SHORT EXERCISE -
Treat the line containing "What text is on this page?" as the first line and the final line of the material below as the last; reproduce that range exactly.

SUPPLIED MATERIAL -
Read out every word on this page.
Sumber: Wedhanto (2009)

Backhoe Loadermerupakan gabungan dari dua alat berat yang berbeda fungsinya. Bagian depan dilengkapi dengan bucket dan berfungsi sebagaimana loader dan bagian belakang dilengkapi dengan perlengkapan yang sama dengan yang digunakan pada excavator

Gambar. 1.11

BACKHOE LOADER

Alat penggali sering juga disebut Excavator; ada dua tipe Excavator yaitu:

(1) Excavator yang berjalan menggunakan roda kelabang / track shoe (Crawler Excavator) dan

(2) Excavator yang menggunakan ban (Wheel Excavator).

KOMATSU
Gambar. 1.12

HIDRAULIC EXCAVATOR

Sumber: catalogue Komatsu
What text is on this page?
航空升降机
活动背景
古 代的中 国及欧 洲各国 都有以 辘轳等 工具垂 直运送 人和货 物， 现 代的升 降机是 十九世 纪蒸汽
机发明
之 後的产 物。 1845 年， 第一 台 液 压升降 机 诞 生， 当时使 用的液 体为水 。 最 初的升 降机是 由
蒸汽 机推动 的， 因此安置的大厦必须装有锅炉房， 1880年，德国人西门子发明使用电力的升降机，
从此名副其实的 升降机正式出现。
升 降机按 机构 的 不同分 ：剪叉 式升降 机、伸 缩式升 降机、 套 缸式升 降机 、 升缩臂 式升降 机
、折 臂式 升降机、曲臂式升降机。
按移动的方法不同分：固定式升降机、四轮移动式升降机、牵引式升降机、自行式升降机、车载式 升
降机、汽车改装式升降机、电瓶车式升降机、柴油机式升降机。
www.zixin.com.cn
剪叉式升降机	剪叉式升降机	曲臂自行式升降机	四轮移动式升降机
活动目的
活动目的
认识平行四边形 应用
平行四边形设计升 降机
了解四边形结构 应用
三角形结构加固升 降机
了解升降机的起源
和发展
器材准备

CORRECT RESPONSE -
What text is on this page?
航空升降机
活动背景
古 代的中 国及欧 洲各国 都有以 辘轳等 工具垂 直运送 人和货 物， 现 代的升 降机是 十九世 纪蒸汽
机发明
之 後的产 物。 1845 年， 第一 台 液 压升降 机 诞 生， 当时使 用的液 体为水 。 最 初的升 降机是 由
蒸汽 机推动 的， 因此安置的大厦必须装有锅炉房， 1880年，德国人西门子发明使用电力的升降机，
从此名副其实的 升降机正式出现。
升 降机按 机构 的 不同分 ：剪叉 式升降 机、伸 缩式升 降机、 套 缸式升 降机 、 升缩臂 式升降 机
、折 臂式 升降机、曲臂式升降机。
按移动的方法不同分：固定式升降机、四轮移动式升降机、牵引式升降机、自行式升降机、车载式 升
降机、汽车改装式升降机、电瓶车式升降机、柴油机式升降机。
www.zixin.com.cn
剪叉式升降机	剪叉式升降机	曲臂自行式升降机	四轮移动式升降机
活动目的
活动目的
认识平行四边形 应用
平行四边形设计升 降机
了解四边形结构 应用
三角形结构加固升 降机
了解升降机的起源
和发展
器材准备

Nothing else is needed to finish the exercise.